TASK BRIEF:
Pick out every line that holds the string "Plot" and copy it.

RECORDED INFORMATION:
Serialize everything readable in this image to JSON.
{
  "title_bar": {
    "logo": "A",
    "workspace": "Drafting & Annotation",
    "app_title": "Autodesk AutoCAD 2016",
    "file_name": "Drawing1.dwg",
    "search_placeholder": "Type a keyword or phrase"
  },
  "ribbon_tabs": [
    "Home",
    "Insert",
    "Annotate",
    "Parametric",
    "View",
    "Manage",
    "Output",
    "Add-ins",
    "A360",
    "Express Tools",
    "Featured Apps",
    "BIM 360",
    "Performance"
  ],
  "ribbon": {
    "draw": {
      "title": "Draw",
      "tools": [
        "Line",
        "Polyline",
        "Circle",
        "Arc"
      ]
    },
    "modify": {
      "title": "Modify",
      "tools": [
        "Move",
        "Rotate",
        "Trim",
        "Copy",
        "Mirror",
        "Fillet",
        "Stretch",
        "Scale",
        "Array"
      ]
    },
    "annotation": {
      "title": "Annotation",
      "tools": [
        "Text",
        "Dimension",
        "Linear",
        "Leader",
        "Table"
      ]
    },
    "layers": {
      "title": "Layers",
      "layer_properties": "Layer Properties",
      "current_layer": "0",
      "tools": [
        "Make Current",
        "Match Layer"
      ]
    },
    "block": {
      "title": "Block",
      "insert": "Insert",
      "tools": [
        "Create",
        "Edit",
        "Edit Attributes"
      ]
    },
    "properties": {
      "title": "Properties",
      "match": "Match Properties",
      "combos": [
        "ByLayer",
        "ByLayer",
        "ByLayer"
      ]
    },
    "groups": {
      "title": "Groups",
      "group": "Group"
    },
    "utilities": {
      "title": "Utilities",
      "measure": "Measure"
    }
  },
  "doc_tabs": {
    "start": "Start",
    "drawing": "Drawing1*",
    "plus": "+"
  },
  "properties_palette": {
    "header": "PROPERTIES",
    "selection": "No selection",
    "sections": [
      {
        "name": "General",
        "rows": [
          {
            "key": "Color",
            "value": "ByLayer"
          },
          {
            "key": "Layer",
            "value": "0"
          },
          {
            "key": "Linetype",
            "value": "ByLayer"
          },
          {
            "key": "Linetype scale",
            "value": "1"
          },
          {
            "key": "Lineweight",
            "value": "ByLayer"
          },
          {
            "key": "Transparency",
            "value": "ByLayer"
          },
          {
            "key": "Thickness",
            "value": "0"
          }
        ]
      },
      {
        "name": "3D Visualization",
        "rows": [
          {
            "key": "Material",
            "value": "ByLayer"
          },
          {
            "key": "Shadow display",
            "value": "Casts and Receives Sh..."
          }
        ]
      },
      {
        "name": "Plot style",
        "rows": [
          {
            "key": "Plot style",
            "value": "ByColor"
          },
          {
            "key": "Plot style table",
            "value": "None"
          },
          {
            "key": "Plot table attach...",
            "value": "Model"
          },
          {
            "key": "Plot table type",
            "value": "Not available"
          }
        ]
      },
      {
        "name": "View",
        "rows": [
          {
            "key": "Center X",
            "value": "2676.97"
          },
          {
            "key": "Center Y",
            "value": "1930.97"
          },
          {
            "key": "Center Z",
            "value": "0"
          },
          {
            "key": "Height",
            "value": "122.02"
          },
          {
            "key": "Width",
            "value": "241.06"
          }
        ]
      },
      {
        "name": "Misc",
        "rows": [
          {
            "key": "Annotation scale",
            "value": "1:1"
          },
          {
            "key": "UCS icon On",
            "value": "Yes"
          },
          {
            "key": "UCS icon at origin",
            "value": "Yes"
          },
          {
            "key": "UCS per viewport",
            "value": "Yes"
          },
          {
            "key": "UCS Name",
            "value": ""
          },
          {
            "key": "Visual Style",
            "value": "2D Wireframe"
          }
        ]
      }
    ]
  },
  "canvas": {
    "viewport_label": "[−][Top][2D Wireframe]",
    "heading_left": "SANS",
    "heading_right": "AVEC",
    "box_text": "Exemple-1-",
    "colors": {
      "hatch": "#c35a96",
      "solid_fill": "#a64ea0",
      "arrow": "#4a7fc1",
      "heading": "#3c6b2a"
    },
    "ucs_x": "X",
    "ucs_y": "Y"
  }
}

COMPLETED TASK:
        "name": "Plot style",
            "key": "Plot style",
            "key": "Plot style table",
            "key": "Plot table attach...",
            "key": "Plot table type",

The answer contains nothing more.